Tarefas a resolver
1. Reproduza sem nenhuma mudança as linhas das entradas, do começo das entradas até a linha que contém "The region A is at (700, 493).", incluindo as duas pontas.
2. Siga com o texto sobre a adaptação de missionários brasileiros no exterior a partir do ponto em que ele termina.

O Pr. Rodrigo da Silva Pereira dos Santos, com a esposa, Andreza, e os filhos David, Daniel e Rodrigo em 2009: dificuldades de adaptação
Foto: Arquivo pessoal

O Pr. Rodrigo da Silva Pereira dos Santos, 47 anos, hoje líder da Igreja da Graça na Cidade do Cabo, na África do Sul, concorda com Felipe. Ele relata que seu primeiro campo transcultural foi a Índia, para onde se mudou em 2009 com sua esposa, Andreza Pereira de Abreu Santos, hoje com 47, e os três filhos: o mais velho, David, pastor e missionário, agora com 27 anos, tinha apenas 12 na época; Daniel, 25, e Rodrigo, 21. As crianças passaram por dificuldades nos primeiros anos. “Não puderam ingressar na escola na mesma série em que estavam no Brasil e tiveram de retroceder nos estudos. Mas Deus os ajudou, e eles conseguiram recuperar esse atraso”, pontua Andreza.

Além da adaptação familiar, o líder da IIGD da Cidade do Cabo relata outro desafio enfrentado por quem vive fora de seu país: conhecer e respeitar as complexidades de cada região e saber que determinados assuntos devem ser abordados com cautela. De acordo com ele, a circuncisão bíblica, por exemplo, precisa ser bem explicada na África, pois pode confundir os ouvintes. Rodrigo dos Santos comenta que os homens ainda são circuncidados em algumas comunidades locais, em um processo doloroso, sem quaisquer cuidados de higiene. “Tal situação resulta em sérias complicações e já provocou a morte de muitos jovens”, lamenta.

Os missionários Emerson Brandão Borges e Caitlyn Grace Brandão Borges, com os filhos Avalyn Rae e Jasper: traços culturais a respeitar
Foto: Arquivo pessoal

Servindo ao Senhor na África do Sul e em Moçambique, o casal de missionários Emerson Brandão Borges, 38 anos, e Caitlyn Grace Brandão Borges, 29 anos, fundou a organização Janela Africana. Para o missionário brasileiro, a adaptação cultural não foi tão difícil, porque sua esposa é sul-africana. Ainda assim, Emerson reforça que os traços culturais precisam ser considerados quando a Palavra é ministrada. “É importante entender a maneira como as pessoas pensam. Na África, a abordagem do Evangelho deve ser a mais simples possível”, explica o missionário, pai de Avalyn Rae, três anos, e Jasper Shiloh, oito meses.

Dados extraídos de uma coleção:
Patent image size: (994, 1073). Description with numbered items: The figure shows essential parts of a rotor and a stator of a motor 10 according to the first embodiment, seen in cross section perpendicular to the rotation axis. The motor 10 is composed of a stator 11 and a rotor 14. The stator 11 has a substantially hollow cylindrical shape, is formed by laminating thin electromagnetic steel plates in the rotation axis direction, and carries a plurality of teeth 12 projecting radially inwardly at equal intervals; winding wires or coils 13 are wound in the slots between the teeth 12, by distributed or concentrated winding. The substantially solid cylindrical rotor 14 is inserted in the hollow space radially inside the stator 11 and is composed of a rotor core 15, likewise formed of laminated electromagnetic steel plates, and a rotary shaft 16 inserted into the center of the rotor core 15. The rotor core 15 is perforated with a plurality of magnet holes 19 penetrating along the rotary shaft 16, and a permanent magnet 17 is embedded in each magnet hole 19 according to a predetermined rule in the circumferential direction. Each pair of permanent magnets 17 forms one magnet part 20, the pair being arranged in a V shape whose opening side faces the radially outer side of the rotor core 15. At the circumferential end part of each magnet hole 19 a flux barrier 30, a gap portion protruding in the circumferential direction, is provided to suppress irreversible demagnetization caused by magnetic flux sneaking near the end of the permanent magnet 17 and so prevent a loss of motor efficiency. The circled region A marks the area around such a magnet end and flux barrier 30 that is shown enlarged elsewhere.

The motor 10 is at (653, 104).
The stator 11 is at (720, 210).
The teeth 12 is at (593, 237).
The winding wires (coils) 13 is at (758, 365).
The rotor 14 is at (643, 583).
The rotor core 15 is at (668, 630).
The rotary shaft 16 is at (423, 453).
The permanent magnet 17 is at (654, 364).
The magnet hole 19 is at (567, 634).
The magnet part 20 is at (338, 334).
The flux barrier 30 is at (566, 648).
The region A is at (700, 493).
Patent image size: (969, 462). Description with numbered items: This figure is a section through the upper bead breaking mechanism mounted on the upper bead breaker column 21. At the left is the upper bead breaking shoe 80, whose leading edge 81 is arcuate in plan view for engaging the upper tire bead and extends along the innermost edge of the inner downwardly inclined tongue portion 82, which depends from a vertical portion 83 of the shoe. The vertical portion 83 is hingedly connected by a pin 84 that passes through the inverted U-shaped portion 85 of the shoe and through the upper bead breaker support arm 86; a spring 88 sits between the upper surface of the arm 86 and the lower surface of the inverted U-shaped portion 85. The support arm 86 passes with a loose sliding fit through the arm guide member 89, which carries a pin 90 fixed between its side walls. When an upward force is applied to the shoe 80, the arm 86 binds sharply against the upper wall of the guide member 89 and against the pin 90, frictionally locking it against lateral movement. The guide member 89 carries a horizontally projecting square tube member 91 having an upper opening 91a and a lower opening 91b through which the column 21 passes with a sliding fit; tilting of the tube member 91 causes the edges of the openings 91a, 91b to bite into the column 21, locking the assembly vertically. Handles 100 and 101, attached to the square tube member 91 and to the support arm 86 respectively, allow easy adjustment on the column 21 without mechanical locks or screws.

Respostas em ordem
1.
Patent image size: (994, 1073). Description with numbered items: The figure shows essential parts of a rotor and a stator of a motor 10 according to the first embodiment, seen in cross section perpendicular to the rotation axis. The motor 10 is composed of a stator 11 and a rotor 14. The stator 11 has a substantially hollow cylindrical shape, is formed by laminating thin electromagnetic steel plates in the rotation axis direction, and carries a plurality of teeth 12 projecting radially inwardly at equal intervals; winding wires or coils 13 are wound in the slots between the teeth 12, by distributed or concentrated winding. The substantially solid cylindrical rotor 14 is inserted in the hollow space radially inside the stator 11 and is composed of a rotor core 15, likewise formed of laminated electromagnetic steel plates, and a rotary shaft 16 inserted into the center of the rotor core 15. The rotor core 15 is perforated with a plurality of magnet holes 19 penetrating along the rotary shaft 16, and a permanent magnet 17 is embedded in each magnet hole 19 according to a predetermined rule in the circumferential direction. Each pair of permanent magnets 17 forms one magnet part 20, the pair being arranged in a V shape whose opening side faces the radially outer side of the rotor core 15. At the circumferential end part of each magnet hole 19 a flux barrier 30, a gap portion protruding in the circumferential direction, is provided to suppress irreversible demagnetization caused by magnetic flux sneaking near the end of the permanent magnet 17 and so prevent a loss of motor efficiency. The circled region A marks the area around such a magnet end and flux barrier 30 that is shown enlarged elsewhere.

The motor 10 is at (653, 104).
The stator 11 is at (720, 210).
The teeth 12 is at (593, 237).
The winding wires (coils) 13 is at (758, 365).
The rotor 14 is at (643, 583).
The rotor core 15 is at (668, 630).
The rotary shaft 16 is at (423, 453).
The permanent magnet 17 is at (654, 364).
The magnet hole 19 is at (567, 634).
The magnet part 20 is at (338, 334).
The flux barrier 30 is at (566, 648).
The region A is at (700, 493).

2.
Manutenção da obra – Além do respeito aos aspectos socioculturais, o Pr. Leandro José Machado, líder da IIGD em Lisboa (Portugal), salienta que a manutenção financeira da obra é um tema relevante. Leandro ressalta que, no caso da Igreja da Graça, os pastores que servem fora do país são mantidos pelo próprio ministério, graças à fidelidade do povo de Deus. “O Senhor garantiu nossa ida. Deus nos chama e nos sustenta. Dependemos dEle em primeiro lugar”, pontua.

O Pr. Leandro José Machado, líder da Igreja Internacional da Graça de Deus (IIGD) em Lisboa (Portugal), salienta que a manutenção financeira da obra é um tema relevante
Foto: Arquivo pessoal

O casal Osias Oliveira dos Santos, 46 anos, e Diana Teixeira de Oliveira, 39 anos, do Projeto Ação, da Assembleia de Deus em Belo Horizonte (MG), serve a Deus em Guiné-Bissau, país tropical da Costa Atlântica Ocidental da África e uma das dez nações mais pobres do mundo. Osias e Diana relatam que dependem exclusivamente de doações para a manutenção de seu trabalho de implantação de igrejas. De acordo com Osias dos Santos, apesar das restrições financeiras, Deus tem provido as condições necessárias para o prosseguimento da obra.

Segundo Osias, os moradores da região também têm um coração doador: mesmo dispondo de tão pouco, eles ajudam conforme suas possibilidades. Assim, apesar do contexto desafiador, os obreiros – pais de Pedro Henrique, 12 anos, e Júlia Vitória, 9 anos – têm convicção de seu chamado. “Não nos vemos em outro lugar, senão onde estamos agora, cumprindo o Ide do nosso Senhor Jesus”, destaca o obreiro, referindo-se a Marcos 16.15 (Ide por todo o mundo, pregai o evangelho a toda criatura).

Osias Oliveira dos Santos e Diana Teixeira de Oliveira, com os filhos Pedro Henrique e Júlia Vitória: cumprindo o Ide em Guiné-Bissau
Foto: Arquivo pessoal

Situação parecida com a da família de Osias e Diana vive o casal de missionários Elias Pereira dos Santos, 47 anos, e Ruth Marques Tavares dos Santos, 48 anos, da Assembleia de Deus em Fortaleza (CE), que serve a Deus há 23 anos no Norte da África. Diariamente, eles enfrentam o desafio de buscar parcerias com ministérios que colaborem para o sustento deles e dos filhos – Jonathan, 21 anos, Thalyta Lucy, 14, e Nathan, 10 anos. Elias revela que o filho mais velho, aos 18 anos, decidiu fazer uma formação missionária, mas a família não tinha condições de arcar com esse custo. Então, eles começaram a orar e obtiveram a resposta esperada. “Deus usou pessoas do próprio campo para providenciar os recursos. Passados dois anos, meu filho concluiu os estudos”, comemora. Atualmente, todo conhecimento adquirido pelo jovem Jonathan é usado para a expansão da obra.

Os missionários Elias Pereira dos Santos e Ruth Marques Tavares dos Santos, com os filhos Jonathan (21), Thalyta Lucy (14) e Nathan (10)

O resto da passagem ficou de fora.